Labeled region entries
>>>>
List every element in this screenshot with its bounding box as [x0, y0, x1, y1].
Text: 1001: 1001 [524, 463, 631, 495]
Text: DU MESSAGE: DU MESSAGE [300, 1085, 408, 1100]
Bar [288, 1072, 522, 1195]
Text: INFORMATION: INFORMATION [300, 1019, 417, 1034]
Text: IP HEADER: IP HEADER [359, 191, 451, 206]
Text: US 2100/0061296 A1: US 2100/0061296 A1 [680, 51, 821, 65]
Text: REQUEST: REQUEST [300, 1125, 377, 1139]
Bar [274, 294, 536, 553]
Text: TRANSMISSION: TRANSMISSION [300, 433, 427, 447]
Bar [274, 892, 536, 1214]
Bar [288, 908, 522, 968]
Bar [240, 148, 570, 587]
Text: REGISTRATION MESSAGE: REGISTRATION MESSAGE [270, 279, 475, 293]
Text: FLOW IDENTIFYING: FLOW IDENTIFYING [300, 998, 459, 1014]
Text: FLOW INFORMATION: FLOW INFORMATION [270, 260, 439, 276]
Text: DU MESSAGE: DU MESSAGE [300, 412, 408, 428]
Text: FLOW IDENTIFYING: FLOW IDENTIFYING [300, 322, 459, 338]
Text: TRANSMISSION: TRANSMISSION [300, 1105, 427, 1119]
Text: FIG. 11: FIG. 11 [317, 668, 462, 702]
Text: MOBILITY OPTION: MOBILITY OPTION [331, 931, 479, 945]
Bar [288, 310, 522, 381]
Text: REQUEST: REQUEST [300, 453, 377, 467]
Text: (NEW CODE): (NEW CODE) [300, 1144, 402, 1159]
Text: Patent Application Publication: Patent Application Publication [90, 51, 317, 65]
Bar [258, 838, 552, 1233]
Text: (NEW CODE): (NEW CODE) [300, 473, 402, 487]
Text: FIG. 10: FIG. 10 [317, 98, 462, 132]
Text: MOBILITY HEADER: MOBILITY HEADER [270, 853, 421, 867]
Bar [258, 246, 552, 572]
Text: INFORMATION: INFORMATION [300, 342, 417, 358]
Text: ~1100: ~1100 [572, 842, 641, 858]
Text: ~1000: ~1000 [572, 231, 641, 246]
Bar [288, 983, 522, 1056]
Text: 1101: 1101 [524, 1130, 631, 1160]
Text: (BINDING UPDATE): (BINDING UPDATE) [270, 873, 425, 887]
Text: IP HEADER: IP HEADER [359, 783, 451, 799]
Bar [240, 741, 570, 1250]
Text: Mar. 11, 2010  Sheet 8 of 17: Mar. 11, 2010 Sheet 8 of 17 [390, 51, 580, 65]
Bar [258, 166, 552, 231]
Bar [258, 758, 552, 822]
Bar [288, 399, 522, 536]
<<<<
Work to be completed =
Rewrite the lines above, swapping every "DU MESSAGE" for "DATA UNIT MESSAGE" and leaving everything else unchanged.

Answer for this exercise =
List every element in this screenshot with its bounding box as [x0, y0, x1, y1].
Text: 1001: 1001 [524, 463, 631, 495]
Text: DATA UNIT MESSAGE: DATA UNIT MESSAGE [300, 1085, 408, 1100]
Bar [288, 1072, 522, 1195]
Text: INFORMATION: INFORMATION [300, 1019, 417, 1034]
Text: IP HEADER: IP HEADER [359, 191, 451, 206]
Text: US 2100/0061296 A1: US 2100/0061296 A1 [680, 51, 821, 65]
Text: REQUEST: REQUEST [300, 1125, 377, 1139]
Bar [274, 294, 536, 553]
Text: TRANSMISSION: TRANSMISSION [300, 433, 427, 447]
Bar [274, 892, 536, 1214]
Bar [288, 908, 522, 968]
Bar [240, 148, 570, 587]
Text: REGISTRATION MESSAGE: REGISTRATION MESSAGE [270, 279, 475, 293]
Text: FLOW IDENTIFYING: FLOW IDENTIFYING [300, 998, 459, 1014]
Text: FLOW INFORMATION: FLOW INFORMATION [270, 260, 439, 276]
Text: DATA UNIT MESSAGE: DATA UNIT MESSAGE [300, 412, 408, 428]
Text: FLOW IDENTIFYING: FLOW IDENTIFYING [300, 322, 459, 338]
Text: TRANSMISSION: TRANSMISSION [300, 1105, 427, 1119]
Text: FIG. 11: FIG. 11 [317, 668, 462, 702]
Text: MOBILITY OPTION: MOBILITY OPTION [331, 931, 479, 945]
Bar [288, 310, 522, 381]
Text: REQUEST: REQUEST [300, 453, 377, 467]
Text: (NEW CODE): (NEW CODE) [300, 1144, 402, 1159]
Text: Patent Application Publication: Patent Application Publication [90, 51, 317, 65]
Bar [258, 838, 552, 1233]
Text: (NEW CODE): (NEW CODE) [300, 473, 402, 487]
Text: FIG. 10: FIG. 10 [317, 98, 462, 132]
Text: MOBILITY HEADER: MOBILITY HEADER [270, 853, 421, 867]
Bar [258, 246, 552, 572]
Text: INFORMATION: INFORMATION [300, 342, 417, 358]
Text: ~1100: ~1100 [572, 842, 641, 858]
Text: ~1000: ~1000 [572, 231, 641, 246]
Bar [288, 983, 522, 1056]
Text: 1101: 1101 [524, 1130, 631, 1160]
Text: (BINDING UPDATE): (BINDING UPDATE) [270, 873, 425, 887]
Text: IP HEADER: IP HEADER [359, 783, 451, 799]
Bar [240, 741, 570, 1250]
Text: Mar. 11, 2010  Sheet 8 of 17: Mar. 11, 2010 Sheet 8 of 17 [390, 51, 580, 65]
Bar [258, 166, 552, 231]
Bar [258, 758, 552, 822]
Bar [288, 399, 522, 536]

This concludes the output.